Stated task
How many lines of the records below contain the word "Director"? Answer with the number alone.

(Entries taken from a collection)
- - - - -

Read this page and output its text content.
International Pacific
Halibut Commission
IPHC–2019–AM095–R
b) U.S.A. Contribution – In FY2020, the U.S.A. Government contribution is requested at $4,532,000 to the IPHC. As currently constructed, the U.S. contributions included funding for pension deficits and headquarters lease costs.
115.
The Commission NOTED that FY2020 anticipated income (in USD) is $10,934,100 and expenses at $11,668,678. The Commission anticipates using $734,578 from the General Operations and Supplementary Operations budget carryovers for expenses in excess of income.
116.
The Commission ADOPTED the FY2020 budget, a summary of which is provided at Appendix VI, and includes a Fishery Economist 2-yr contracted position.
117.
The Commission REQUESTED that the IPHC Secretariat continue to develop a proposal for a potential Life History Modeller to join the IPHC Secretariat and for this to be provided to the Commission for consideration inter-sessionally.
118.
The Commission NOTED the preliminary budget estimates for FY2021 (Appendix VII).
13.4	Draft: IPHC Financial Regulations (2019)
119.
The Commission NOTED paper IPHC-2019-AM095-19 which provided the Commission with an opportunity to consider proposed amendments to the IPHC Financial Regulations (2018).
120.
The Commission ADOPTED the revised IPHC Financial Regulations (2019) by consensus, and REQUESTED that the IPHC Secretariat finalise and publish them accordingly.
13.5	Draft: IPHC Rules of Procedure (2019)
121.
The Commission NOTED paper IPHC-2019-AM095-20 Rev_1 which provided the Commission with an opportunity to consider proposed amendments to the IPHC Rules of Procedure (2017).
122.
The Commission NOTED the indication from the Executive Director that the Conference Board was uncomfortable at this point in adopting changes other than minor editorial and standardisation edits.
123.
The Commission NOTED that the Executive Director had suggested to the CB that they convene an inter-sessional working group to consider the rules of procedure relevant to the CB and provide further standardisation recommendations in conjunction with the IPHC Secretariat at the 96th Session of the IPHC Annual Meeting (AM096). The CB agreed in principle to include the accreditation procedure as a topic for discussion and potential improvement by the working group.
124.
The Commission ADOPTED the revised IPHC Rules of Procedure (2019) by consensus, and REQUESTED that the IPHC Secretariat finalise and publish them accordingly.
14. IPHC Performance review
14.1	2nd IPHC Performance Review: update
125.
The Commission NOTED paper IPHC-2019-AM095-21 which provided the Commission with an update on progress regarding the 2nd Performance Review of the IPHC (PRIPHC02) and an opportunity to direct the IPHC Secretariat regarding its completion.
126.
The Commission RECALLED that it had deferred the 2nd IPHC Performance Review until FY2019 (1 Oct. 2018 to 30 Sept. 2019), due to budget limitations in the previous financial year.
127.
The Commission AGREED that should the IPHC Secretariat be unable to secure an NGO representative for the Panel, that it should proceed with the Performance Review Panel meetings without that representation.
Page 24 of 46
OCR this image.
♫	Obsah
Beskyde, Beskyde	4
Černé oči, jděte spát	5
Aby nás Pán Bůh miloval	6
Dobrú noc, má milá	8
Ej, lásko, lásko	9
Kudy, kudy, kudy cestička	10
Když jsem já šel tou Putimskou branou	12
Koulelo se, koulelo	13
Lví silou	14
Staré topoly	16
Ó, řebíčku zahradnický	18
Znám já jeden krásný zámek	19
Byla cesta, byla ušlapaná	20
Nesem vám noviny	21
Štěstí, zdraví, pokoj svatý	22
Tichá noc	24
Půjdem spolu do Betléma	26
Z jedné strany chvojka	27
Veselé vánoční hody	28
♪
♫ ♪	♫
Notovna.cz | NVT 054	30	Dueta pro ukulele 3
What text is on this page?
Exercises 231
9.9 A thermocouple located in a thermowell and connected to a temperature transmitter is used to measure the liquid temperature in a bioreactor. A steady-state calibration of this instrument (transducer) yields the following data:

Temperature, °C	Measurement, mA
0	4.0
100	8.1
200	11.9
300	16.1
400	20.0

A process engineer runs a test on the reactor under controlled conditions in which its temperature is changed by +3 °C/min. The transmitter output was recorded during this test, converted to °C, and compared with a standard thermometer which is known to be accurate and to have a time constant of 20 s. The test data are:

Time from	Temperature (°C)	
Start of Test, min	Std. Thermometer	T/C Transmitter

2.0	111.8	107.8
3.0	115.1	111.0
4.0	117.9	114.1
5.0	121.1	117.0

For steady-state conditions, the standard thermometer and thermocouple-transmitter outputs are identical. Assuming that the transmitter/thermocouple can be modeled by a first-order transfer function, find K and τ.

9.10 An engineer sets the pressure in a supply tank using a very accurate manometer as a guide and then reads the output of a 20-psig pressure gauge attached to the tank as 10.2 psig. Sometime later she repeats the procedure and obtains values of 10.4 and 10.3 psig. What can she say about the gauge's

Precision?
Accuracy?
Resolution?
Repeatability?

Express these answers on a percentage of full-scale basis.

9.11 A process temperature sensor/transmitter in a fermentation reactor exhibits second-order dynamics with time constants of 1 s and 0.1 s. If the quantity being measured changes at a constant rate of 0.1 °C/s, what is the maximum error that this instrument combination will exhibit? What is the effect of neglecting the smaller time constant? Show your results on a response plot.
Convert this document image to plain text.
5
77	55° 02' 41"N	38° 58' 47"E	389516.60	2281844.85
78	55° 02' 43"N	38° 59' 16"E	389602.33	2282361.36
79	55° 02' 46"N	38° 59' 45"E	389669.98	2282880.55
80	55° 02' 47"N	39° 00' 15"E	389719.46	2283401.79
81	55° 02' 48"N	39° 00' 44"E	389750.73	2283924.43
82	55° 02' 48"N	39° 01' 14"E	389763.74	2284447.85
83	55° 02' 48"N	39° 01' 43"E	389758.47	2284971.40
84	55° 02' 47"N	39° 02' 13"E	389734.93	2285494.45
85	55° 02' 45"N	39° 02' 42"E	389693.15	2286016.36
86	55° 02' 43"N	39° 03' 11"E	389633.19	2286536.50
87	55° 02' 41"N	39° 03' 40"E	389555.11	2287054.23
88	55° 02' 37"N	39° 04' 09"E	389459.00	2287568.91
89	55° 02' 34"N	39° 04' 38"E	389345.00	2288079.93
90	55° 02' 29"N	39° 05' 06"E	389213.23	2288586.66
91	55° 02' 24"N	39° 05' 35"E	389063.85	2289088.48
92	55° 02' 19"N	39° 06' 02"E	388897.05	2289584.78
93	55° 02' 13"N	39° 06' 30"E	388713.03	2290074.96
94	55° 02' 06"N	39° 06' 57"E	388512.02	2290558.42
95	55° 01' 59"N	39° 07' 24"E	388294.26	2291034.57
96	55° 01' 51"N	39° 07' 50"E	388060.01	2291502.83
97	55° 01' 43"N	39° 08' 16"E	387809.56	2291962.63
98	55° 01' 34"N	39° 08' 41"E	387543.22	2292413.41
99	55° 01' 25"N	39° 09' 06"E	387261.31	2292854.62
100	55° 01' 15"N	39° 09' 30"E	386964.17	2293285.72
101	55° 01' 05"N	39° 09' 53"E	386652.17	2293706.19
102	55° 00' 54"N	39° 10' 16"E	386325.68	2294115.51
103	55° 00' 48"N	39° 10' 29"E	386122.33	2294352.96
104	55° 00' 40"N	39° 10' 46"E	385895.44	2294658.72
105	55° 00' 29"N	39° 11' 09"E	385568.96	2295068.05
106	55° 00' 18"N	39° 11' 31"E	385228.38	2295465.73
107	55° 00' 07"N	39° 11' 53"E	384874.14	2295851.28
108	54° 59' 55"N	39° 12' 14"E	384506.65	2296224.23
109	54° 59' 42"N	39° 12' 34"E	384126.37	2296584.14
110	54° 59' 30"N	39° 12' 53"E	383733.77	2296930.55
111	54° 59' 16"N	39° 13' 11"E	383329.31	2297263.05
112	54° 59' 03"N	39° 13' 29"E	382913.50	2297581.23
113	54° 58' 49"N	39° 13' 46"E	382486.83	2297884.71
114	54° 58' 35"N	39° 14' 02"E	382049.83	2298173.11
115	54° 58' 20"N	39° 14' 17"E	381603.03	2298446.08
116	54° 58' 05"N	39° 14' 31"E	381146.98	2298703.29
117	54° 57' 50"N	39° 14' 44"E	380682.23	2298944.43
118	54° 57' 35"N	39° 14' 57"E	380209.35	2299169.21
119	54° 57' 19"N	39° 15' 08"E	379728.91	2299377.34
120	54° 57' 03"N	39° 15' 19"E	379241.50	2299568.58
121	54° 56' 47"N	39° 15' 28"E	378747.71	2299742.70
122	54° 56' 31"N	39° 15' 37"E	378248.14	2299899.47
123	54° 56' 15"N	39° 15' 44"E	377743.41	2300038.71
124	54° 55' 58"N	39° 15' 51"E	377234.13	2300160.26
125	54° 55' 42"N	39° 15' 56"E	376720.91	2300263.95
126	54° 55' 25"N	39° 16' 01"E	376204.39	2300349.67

- - - - -

Result for this exercise
2